Task to complete — Quote every line as written. Omit pictures.

[Entries taken from a collection]
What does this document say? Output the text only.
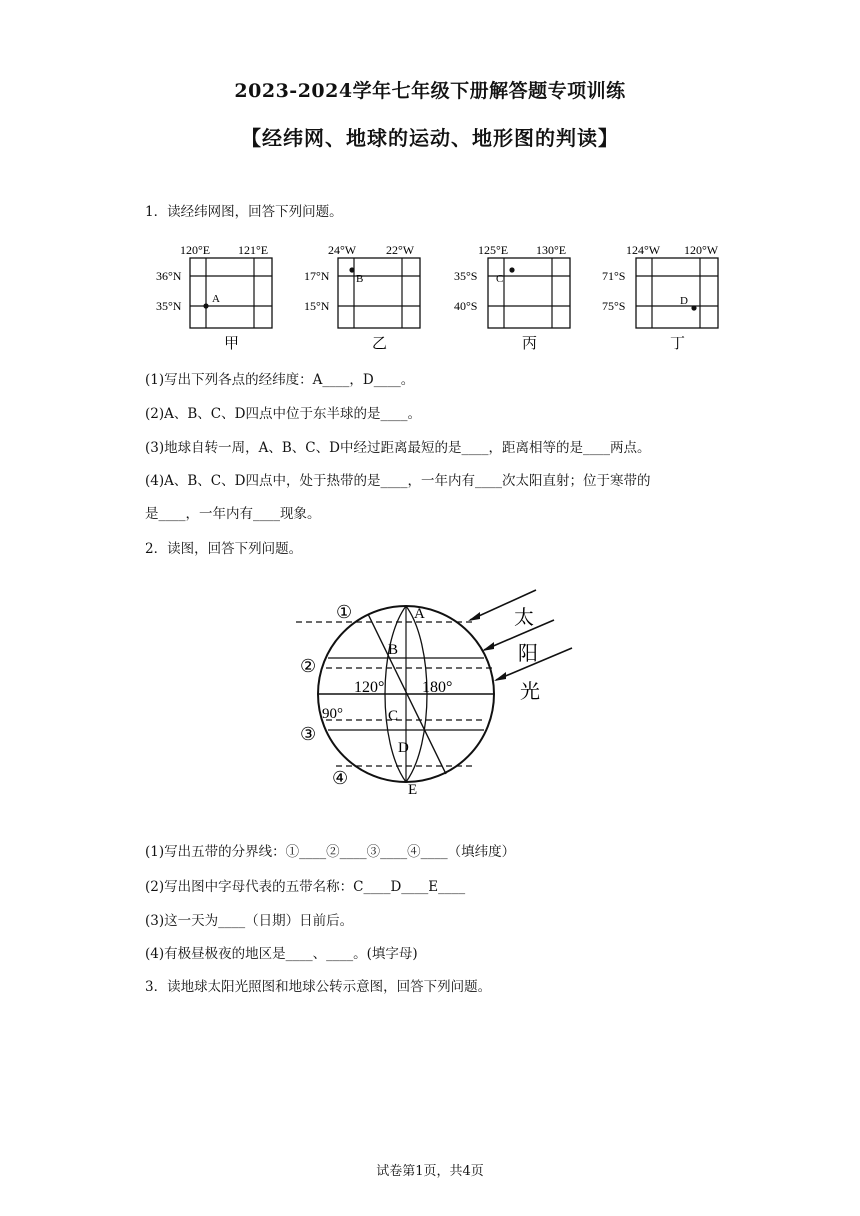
2023-2024学年七年级下册解答题专项训练
【经纬网、地球的运动、地形图的判读】
1．读经纬网图，回答下列问题。
120°E 121°E
36°N
35°N
甲
A
24°W 22°W
17°N
15°N
乙
B
125°E 130°E
35°S
40°S
丙
C
124°W 120°W
71°S
75°S
丁
D
(1)写出下列各点的经纬度：A____，D____。
(2)A、B、C、D四点中位于东半球的是____。
(3)地球自转一周，A、B、C、D中经过距离最短的是____，距离相等的是____两点。
(4)A、B、C、D四点中，处于热带的是____，一年内有____次太阳直射；位于寒带的
是____，一年内有____现象。
2．读图，回答下列问题。
①
②
③
④
A
B
C
D
E
120° 180°
90°
太
阳
光
(1)写出五带的分界线：①____②____③____④____（填纬度）
(2)写出图中字母代表的五带名称：C____D____E____
(3)这一天为____（日期）日前后。
(4)有极昼极夜的地区是____、____。(填字母)
3．读地球太阳光照图和地球公转示意图，回答下列问题。
试卷第1页，共4页
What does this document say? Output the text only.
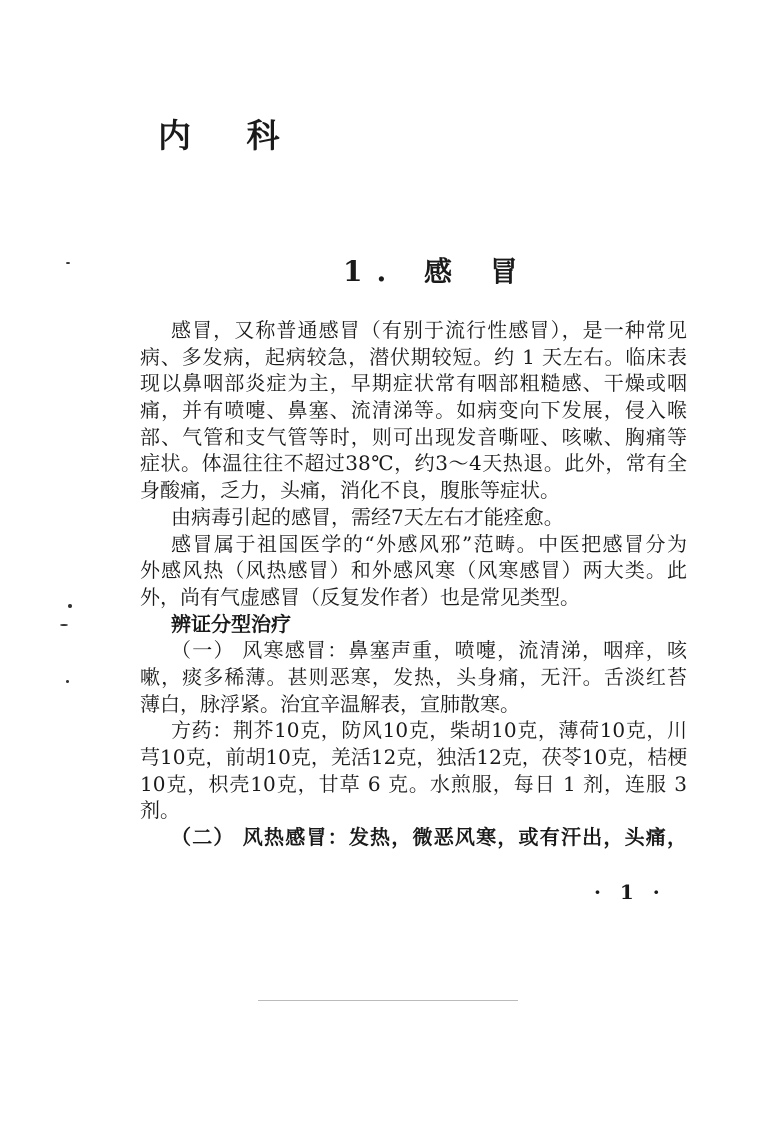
内 科
1. 感 冒
感冒，又称普通感冒（有别于流行性感冒），是一种常见
病、多发病，起病较急，潜伏期较短。约 1 天左右。临床表
现以鼻咽部炎症为主，早期症状常有咽部粗糙感、干燥或咽
痛，并有喷嚏、鼻塞、流清涕等。如病变向下发展，侵入喉
部、气管和支气管等时，则可出现发音嘶哑、咳嗽、胸痛等
症状。体温往往不超过38℃，约3～4天热退。此外，常有全
身酸痛，乏力，头痛，消化不良，腹胀等症状。
由病毒引起的感冒，需经7天左右才能痊愈。
感冒属于祖国医学的“外感风邪”范畴。中医把感冒分为
外感风热（风热感冒）和外感风寒（风寒感冒）两大类。此
外，尚有气虚感冒（反复发作者）也是常见类型。
辨证分型治疗
（一） 风寒感冒：鼻塞声重，喷嚏，流清涕，咽痒，咳
嗽，痰多稀薄。甚则恶寒，发热，头身痛，无汗。舌淡红苔
薄白，脉浮紧。治宜辛温解表，宣肺散寒。
方药：荆芥10克，防风10克，柴胡10克，薄荷10克，川
芎10克，前胡10克，羌活12克，独活12克，茯苓10克，桔梗
10克，枳壳10克，甘草 6 克。水煎服，每日 1 剂，连服 3
剂。
（二） 风热感冒：发热，微恶风寒，或有汗出，头痛，
· 1 ·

Reply to the exercise —
What does this document say? Output the text only.
2023-2024学年七年级下册解答题专项训练
【经纬网、地球的运动、地形图的判读】
1．读经纬网图，回答下列问题。
120°E 121°E
36°N
35°N
甲
A
24°W 22°W
17°N
15°N
乙
B
125°E 130°E
35°S
40°S
丙
C
124°W 120°W
71°S
75°S
丁
D
(1)写出下列各点的经纬度：A____，D____。
(2)A、B、C、D四点中位于东半球的是____。
(3)地球自转一周，A、B、C、D中经过距离最短的是____，距离相等的是____两点。
(4)A、B、C、D四点中，处于热带的是____，一年内有____次太阳直射；位于寒带的
是____，一年内有____现象。
2．读图，回答下列问题。
①
②
③
④
A
B
C
D
E
120° 180°
90°
太
阳
光
(1)写出五带的分界线：①____②____③____④____（填纬度）
(2)写出图中字母代表的五带名称：C____D____E____
(3)这一天为____（日期）日前后。
(4)有极昼极夜的地区是____、____。(填字母)
3．读地球太阳光照图和地球公转示意图，回答下列问题。
试卷第1页，共4页
What does this document say? Output the text only.
内 科
1. 感 冒
感冒，又称普通感冒（有别于流行性感冒），是一种常见
病、多发病，起病较急，潜伏期较短。约 1 天左右。临床表
现以鼻咽部炎症为主，早期症状常有咽部粗糙感、干燥或咽
痛，并有喷嚏、鼻塞、流清涕等。如病变向下发展，侵入喉
部、气管和支气管等时，则可出现发音嘶哑、咳嗽、胸痛等
症状。体温往往不超过38℃，约3～4天热退。此外，常有全
身酸痛，乏力，头痛，消化不良，腹胀等症状。
由病毒引起的感冒，需经7天左右才能痊愈。
感冒属于祖国医学的“外感风邪”范畴。中医把感冒分为
外感风热（风热感冒）和外感风寒（风寒感冒）两大类。此
外，尚有气虚感冒（反复发作者）也是常见类型。
辨证分型治疗
（一） 风寒感冒：鼻塞声重，喷嚏，流清涕，咽痒，咳
嗽，痰多稀薄。甚则恶寒，发热，头身痛，无汗。舌淡红苔
薄白，脉浮紧。治宜辛温解表，宣肺散寒。
方药：荆芥10克，防风10克，柴胡10克，薄荷10克，川
芎10克，前胡10克，羌活12克，独活12克，茯苓10克，桔梗
10克，枳壳10克，甘草 6 克。水煎服，每日 1 剂，连服 3
剂。
（二） 风热感冒：发热，微恶风寒，或有汗出，头痛，
· 1 ·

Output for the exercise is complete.